_TO BE DONE_: Extract the complete data exactly as given.

□ □ □ □ □

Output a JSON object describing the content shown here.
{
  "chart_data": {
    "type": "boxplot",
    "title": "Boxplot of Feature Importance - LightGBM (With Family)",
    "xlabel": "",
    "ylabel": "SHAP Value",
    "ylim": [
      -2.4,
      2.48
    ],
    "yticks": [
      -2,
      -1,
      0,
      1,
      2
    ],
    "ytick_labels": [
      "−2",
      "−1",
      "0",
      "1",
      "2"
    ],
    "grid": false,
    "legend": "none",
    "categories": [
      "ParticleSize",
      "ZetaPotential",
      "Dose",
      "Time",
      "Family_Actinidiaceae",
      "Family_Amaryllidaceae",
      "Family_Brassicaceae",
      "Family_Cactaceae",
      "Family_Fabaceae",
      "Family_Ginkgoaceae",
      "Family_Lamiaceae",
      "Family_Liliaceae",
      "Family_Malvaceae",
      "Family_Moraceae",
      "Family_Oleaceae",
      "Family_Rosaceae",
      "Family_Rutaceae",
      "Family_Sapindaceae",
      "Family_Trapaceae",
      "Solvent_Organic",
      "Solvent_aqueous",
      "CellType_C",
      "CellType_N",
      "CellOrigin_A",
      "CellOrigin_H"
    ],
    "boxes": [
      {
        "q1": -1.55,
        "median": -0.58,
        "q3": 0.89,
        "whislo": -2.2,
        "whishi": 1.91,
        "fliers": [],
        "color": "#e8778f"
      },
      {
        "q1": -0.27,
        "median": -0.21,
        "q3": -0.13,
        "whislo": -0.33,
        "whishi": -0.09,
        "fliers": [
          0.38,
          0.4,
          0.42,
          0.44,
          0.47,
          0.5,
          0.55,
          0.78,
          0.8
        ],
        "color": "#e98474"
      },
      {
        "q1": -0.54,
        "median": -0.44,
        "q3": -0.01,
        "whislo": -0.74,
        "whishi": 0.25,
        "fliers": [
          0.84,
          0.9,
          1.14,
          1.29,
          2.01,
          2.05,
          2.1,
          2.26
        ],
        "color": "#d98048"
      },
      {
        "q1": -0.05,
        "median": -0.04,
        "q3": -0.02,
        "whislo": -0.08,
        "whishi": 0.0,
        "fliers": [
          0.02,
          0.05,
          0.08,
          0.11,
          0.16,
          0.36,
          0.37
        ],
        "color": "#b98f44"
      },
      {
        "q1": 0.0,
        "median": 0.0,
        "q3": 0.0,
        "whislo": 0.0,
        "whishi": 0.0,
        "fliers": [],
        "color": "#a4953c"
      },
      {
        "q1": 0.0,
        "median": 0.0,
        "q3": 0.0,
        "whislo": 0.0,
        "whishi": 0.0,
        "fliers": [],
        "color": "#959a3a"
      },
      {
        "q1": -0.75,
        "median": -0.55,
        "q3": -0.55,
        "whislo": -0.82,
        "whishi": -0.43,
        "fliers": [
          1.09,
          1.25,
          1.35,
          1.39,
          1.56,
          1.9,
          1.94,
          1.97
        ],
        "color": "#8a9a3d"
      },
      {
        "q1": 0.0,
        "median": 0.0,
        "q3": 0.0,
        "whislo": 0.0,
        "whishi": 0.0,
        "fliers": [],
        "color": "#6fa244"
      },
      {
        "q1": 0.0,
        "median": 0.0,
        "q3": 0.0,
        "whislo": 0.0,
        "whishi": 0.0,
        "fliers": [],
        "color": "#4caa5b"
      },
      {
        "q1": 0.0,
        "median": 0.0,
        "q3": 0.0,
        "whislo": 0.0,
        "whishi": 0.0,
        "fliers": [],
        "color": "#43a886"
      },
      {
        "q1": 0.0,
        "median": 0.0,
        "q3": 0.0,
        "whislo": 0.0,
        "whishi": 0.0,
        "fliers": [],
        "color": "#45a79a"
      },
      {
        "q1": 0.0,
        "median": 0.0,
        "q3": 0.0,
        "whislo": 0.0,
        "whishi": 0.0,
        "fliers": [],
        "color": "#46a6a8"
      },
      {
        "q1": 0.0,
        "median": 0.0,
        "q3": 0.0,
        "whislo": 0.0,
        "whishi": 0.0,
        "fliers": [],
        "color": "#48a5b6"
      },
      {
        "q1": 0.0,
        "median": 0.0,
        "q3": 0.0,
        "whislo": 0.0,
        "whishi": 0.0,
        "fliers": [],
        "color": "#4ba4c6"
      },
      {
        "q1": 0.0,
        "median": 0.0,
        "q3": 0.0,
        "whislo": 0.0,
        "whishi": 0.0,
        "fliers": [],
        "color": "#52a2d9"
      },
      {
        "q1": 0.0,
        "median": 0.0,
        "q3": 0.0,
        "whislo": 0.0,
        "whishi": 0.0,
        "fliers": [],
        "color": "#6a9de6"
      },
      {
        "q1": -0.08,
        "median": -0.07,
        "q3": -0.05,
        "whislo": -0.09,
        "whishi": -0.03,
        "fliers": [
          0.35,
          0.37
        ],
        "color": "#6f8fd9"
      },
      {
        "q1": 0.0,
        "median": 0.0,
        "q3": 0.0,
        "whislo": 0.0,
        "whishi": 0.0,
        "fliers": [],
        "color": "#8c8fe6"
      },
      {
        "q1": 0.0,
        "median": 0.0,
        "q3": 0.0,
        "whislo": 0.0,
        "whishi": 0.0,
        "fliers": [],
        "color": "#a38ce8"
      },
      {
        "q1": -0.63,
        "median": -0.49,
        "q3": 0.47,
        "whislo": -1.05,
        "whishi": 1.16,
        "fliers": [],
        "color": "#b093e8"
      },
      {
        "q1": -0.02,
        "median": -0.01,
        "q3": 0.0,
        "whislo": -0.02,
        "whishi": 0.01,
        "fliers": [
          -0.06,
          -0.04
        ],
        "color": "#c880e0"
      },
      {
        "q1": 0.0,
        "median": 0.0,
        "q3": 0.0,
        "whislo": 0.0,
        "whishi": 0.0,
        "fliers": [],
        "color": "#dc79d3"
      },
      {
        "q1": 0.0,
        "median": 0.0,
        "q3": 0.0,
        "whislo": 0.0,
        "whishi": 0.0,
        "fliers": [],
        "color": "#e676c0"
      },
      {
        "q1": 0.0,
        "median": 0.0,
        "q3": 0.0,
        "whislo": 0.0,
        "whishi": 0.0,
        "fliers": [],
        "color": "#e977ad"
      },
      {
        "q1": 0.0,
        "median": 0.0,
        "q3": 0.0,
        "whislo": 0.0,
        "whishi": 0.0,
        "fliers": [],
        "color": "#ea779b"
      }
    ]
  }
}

□ □ □ □ □

_THE RESULT_:
Output a JSON object describing the content shown here.
{
  "chart_data": {
    "type": "boxplot",
    "title": "Boxplot of Feature Importance - LightGBM (With Family)",
    "xlabel": "",
    "ylabel": "SHAP Value",
    "ylim": [
      -2.4,
      2.48
    ],
    "yticks": [
      -2,
      -1,
      0,
      1,
      2
    ],
    "ytick_labels": [
      "−2",
      "−1",
      "0",
      "1",
      "2"
    ],
    "grid": false,
    "legend": "none",
    "categories": [
      "ParticleSize",
      "ZetaPotential",
      "Dose",
      "Time",
      "Family_Actinidiaceae",
      "Family_Amaryllidaceae",
      "Family_Brassicaceae",
      "Family_Cactaceae",
      "Family_Fabaceae",
      "Family_Ginkgoaceae",
      "Family_Lamiaceae",
      "Family_Liliaceae",
      "Family_Malvaceae",
      "Family_Moraceae",
      "Family_Oleaceae",
      "Family_Rosaceae",
      "Family_Rutaceae",
      "Family_Sapindaceae",
      "Family_Trapaceae",
      "Solvent_Organic",
      "Solvent_aqueous",
      "CellType_C",
      "CellType_N",
      "CellOrigin_A",
      "CellOrigin_H"
    ],
    "boxes": [
      {
        "q1": -1.55,
        "median": -0.58,
        "q3": 0.89,
        "whislo": -2.2,
        "whishi": 1.91,
        "fliers": [],
        "color": "#e8778f"
      },
      {
        "q1": -0.27,
        "median": -0.21,
        "q3": -0.13,
        "whislo": -0.33,
        "whishi": -0.09,
        "fliers": [
          0.38,
          0.4,
          0.42,
          0.44,
          0.47,
          0.5,
          0.55,
          0.78,
          0.8
        ],
        "color": "#e98474"
      },
      {
        "q1": -0.54,
        "median": -0.44,
        "q3": -0.01,
        "whislo": -0.74,
        "whishi": 0.25,
        "fliers": [
          0.84,
          0.9,
          1.14,
          1.29,
          2.01,
          2.05,
          2.1,
          2.26
        ],
        "color": "#d98048"
      },
      {
        "q1": -0.05,
        "median": -0.04,
        "q3": -0.02,
        "whislo": -0.08,
        "whishi": 0.0,
        "fliers": [
          0.02,
          0.05,
          0.08,
          0.11,
          0.16,
          0.36,
          0.37
        ],
        "color": "#b98f44"
      },
      {
        "q1": 0.0,
        "median": 0.0,
        "q3": 0.0,
        "whislo": 0.0,
        "whishi": 0.0,
        "fliers": [],
        "color": "#a4953c"
      },
      {
        "q1": 0.0,
        "median": 0.0,
        "q3": 0.0,
        "whislo": 0.0,
        "whishi": 0.0,
        "fliers": [],
        "color": "#959a3a"
      },
      {
        "q1": -0.75,
        "median": -0.55,
        "q3": -0.55,
        "whislo": -0.82,
        "whishi": -0.43,
        "fliers": [
          1.09,
          1.25,
          1.35,
          1.39,
          1.56,
          1.9,
          1.94,
          1.97
        ],
        "color": "#8a9a3d"
      },
      {
        "q1": 0.0,
        "median": 0.0,
        "q3": 0.0,
        "whislo": 0.0,
        "whishi": 0.0,
        "fliers": [],
        "color": "#6fa244"
      },
      {
        "q1": 0.0,
        "median": 0.0,
        "q3": 0.0,
        "whislo": 0.0,
        "whishi": 0.0,
        "fliers": [],
        "color": "#4caa5b"
      },
      {
        "q1": 0.0,
        "median": 0.0,
        "q3": 0.0,
        "whislo": 0.0,
        "whishi": 0.0,
        "fliers": [],
        "color": "#43a886"
      },
      {
        "q1": 0.0,
        "median": 0.0,
        "q3": 0.0,
        "whislo": 0.0,
        "whishi": 0.0,
        "fliers": [],
        "color": "#45a79a"
      },
      {
        "q1": 0.0,
        "median": 0.0,
        "q3": 0.0,
        "whislo": 0.0,
        "whishi": 0.0,
        "fliers": [],
        "color": "#46a6a8"
      },
      {
        "q1": 0.0,
        "median": 0.0,
        "q3": 0.0,
        "whislo": 0.0,
        "whishi": 0.0,
        "fliers": [],
        "color": "#48a5b6"
      },
      {
        "q1": 0.0,
        "median": 0.0,
        "q3": 0.0,
        "whislo": 0.0,
        "whishi": 0.0,
        "fliers": [],
        "color": "#4ba4c6"
      },
      {
        "q1": 0.0,
        "median": 0.0,
        "q3": 0.0,
        "whislo": 0.0,
        "whishi": 0.0,
        "fliers": [],
        "color": "#52a2d9"
      },
      {
        "q1": 0.0,
        "median": 0.0,
        "q3": 0.0,
        "whislo": 0.0,
        "whishi": 0.0,
        "fliers": [],
        "color": "#6a9de6"
      },
      {
        "q1": -0.08,
        "median": -0.07,
        "q3": -0.05,
        "whislo": -0.09,
        "whishi": -0.03,
        "fliers": [
          0.35,
          0.37
        ],
        "color": "#6f8fd9"
      },
      {
        "q1": 0.0,
        "median": 0.0,
        "q3": 0.0,
        "whislo": 0.0,
        "whishi": 0.0,
        "fliers": [],
        "color": "#8c8fe6"
      },
      {
        "q1": 0.0,
        "median": 0.0,
        "q3": 0.0,
        "whislo": 0.0,
        "whishi": 0.0,
        "fliers": [],
        "color": "#a38ce8"
      },
      {
        "q1": -0.63,
        "median": -0.49,
        "q3": 0.47,
        "whislo": -1.05,
        "whishi": 1.16,
        "fliers": [],
        "color": "#b093e8"
      },
      {
        "q1": -0.02,
        "median": -0.01,
        "q3": 0.0,
        "whislo": -0.02,
        "whishi": 0.01,
        "fliers": [
          -0.06,
          -0.04
        ],
        "color": "#c880e0"
      },
      {
        "q1": 0.0,
        "median": 0.0,
        "q3": 0.0,
        "whislo": 0.0,
        "whishi": 0.0,
        "fliers": [],
        "color": "#dc79d3"
      },
      {
        "q1": 0.0,
        "median": 0.0,
        "q3": 0.0,
        "whislo": 0.0,
        "whishi": 0.0,
        "fliers": [],
        "color": "#e676c0"
      },
      {
        "q1": 0.0,
        "median": 0.0,
        "q3": 0.0,
        "whislo": 0.0,
        "whishi": 0.0,
        "fliers": [],
        "color": "#e977ad"
      },
      {
        "q1": 0.0,
        "median": 0.0,
        "q3": 0.0,
        "whislo": 0.0,
        "whishi": 0.0,
        "fliers": [],
        "color": "#ea779b"
      }
    ]
  }
}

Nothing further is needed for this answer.